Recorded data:
— START —
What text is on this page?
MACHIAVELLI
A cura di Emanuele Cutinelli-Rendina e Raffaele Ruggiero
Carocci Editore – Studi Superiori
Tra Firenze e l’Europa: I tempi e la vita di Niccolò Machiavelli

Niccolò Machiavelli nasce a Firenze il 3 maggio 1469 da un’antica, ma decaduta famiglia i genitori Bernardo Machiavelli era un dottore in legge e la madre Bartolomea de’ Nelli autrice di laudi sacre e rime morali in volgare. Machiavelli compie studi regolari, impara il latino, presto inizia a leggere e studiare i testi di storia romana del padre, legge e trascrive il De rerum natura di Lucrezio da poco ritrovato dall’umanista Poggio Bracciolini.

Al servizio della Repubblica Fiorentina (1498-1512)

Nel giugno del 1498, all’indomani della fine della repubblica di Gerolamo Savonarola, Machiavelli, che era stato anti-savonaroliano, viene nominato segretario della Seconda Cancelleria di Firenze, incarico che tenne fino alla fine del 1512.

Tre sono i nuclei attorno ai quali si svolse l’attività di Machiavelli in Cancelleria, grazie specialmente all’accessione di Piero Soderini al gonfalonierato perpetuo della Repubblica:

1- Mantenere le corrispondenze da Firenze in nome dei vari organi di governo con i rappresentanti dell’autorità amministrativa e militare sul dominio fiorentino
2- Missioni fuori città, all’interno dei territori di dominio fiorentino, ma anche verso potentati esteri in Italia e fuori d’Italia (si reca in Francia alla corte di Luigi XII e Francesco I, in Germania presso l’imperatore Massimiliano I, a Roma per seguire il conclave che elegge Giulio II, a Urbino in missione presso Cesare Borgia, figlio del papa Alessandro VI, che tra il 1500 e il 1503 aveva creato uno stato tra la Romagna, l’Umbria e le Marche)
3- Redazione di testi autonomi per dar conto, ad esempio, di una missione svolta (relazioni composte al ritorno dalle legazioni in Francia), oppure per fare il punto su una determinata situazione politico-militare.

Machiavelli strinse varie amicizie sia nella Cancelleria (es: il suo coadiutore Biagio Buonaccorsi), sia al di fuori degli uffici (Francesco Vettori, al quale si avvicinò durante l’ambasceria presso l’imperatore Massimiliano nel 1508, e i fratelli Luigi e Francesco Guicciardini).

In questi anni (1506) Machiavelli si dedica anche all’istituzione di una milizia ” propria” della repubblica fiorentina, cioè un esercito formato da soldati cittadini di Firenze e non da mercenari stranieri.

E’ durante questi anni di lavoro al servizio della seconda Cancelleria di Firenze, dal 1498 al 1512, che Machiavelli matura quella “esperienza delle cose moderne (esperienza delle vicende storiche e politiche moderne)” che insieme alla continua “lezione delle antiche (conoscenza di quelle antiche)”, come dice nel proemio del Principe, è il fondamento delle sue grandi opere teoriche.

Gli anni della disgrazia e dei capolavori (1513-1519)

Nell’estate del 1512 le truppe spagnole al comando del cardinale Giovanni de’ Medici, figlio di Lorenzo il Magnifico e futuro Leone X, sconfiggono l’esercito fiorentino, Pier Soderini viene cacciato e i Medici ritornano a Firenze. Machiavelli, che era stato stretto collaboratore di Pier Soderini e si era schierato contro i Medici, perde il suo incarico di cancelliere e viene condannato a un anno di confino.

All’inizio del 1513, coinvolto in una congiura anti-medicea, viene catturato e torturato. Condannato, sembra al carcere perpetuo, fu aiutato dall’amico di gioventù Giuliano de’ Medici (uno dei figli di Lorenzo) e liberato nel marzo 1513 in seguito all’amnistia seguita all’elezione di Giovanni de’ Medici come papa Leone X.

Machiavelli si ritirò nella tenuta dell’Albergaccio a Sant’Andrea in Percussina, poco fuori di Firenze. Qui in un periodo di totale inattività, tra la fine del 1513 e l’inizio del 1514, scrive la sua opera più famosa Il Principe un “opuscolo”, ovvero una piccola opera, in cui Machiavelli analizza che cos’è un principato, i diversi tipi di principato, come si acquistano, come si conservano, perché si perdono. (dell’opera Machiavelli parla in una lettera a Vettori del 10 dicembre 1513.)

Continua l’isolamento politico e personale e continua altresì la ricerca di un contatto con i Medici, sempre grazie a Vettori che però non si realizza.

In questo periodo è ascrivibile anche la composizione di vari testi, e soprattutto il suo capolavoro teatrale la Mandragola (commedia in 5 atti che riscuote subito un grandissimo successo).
— END —
What you will do: Count the lines above in which the word "questi" appears, then state only that count.

Written response: 2